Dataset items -
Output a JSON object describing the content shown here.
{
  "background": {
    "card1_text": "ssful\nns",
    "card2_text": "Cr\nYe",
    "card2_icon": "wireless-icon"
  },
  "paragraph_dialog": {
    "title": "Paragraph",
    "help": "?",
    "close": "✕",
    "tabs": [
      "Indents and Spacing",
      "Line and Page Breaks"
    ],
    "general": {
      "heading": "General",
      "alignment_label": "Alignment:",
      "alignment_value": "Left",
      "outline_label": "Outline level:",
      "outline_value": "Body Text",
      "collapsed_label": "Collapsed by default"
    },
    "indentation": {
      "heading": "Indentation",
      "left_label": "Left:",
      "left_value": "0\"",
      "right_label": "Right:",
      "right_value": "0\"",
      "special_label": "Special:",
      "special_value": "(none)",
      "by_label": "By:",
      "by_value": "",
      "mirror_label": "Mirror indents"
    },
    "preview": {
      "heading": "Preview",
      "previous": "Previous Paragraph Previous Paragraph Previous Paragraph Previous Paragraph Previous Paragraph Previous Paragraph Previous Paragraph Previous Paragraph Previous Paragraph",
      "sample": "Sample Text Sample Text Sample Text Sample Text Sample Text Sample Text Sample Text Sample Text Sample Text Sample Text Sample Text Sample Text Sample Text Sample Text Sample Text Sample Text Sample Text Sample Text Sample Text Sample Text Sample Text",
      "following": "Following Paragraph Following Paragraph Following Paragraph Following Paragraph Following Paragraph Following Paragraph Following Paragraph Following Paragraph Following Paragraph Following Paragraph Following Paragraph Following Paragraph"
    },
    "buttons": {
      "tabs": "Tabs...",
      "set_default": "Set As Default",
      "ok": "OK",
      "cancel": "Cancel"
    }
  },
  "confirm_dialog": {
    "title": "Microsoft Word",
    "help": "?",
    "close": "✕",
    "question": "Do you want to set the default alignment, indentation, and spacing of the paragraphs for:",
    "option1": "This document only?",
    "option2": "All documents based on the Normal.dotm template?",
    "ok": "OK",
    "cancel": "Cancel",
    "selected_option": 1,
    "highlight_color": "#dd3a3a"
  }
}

Exercise -
All records above must be set down exactly, please.

Written answer -
Output a JSON object describing the content shown here.
{
  "background": {
    "card1_text": "ssful\nns",
    "card2_text": "Cr\nYe",
    "card2_icon": "wireless-icon"
  },
  "paragraph_dialog": {
    "title": "Paragraph",
    "help": "?",
    "close": "✕",
    "tabs": [
      "Indents and Spacing",
      "Line and Page Breaks"
    ],
    "general": {
      "heading": "General",
      "alignment_label": "Alignment:",
      "alignment_value": "Left",
      "outline_label": "Outline level:",
      "outline_value": "Body Text",
      "collapsed_label": "Collapsed by default"
    },
    "indentation": {
      "heading": "Indentation",
      "left_label": "Left:",
      "left_value": "0\"",
      "right_label": "Right:",
      "right_value": "0\"",
      "special_label": "Special:",
      "special_value": "(none)",
      "by_label": "By:",
      "by_value": "",
      "mirror_label": "Mirror indents"
    },
    "preview": {
      "heading": "Preview",
      "previous": "Previous Paragraph Previous Paragraph Previous Paragraph Previous Paragraph Previous Paragraph Previous Paragraph Previous Paragraph Previous Paragraph Previous Paragraph",
      "sample": "Sample Text Sample Text Sample Text Sample Text Sample Text Sample Text Sample Text Sample Text Sample Text Sample Text Sample Text Sample Text Sample Text Sample Text Sample Text Sample Text Sample Text Sample Text Sample Text Sample Text Sample Text",
      "following": "Following Paragraph Following Paragraph Following Paragraph Following Paragraph Following Paragraph Following Paragraph Following Paragraph Following Paragraph Following Paragraph Following Paragraph Following Paragraph Following Paragraph"
    },
    "buttons": {
      "tabs": "Tabs...",
      "set_default": "Set As Default",
      "ok": "OK",
      "cancel": "Cancel"
    }
  },
  "confirm_dialog": {
    "title": "Microsoft Word",
    "help": "?",
    "close": "✕",
    "question": "Do you want to set the default alignment, indentation, and spacing of the paragraphs for:",
    "option1": "This document only?",
    "option2": "All documents based on the Normal.dotm template?",
    "ok": "OK",
    "cancel": "Cancel",
    "selected_option": 1,
    "highlight_color": "#dd3a3a"
  }
}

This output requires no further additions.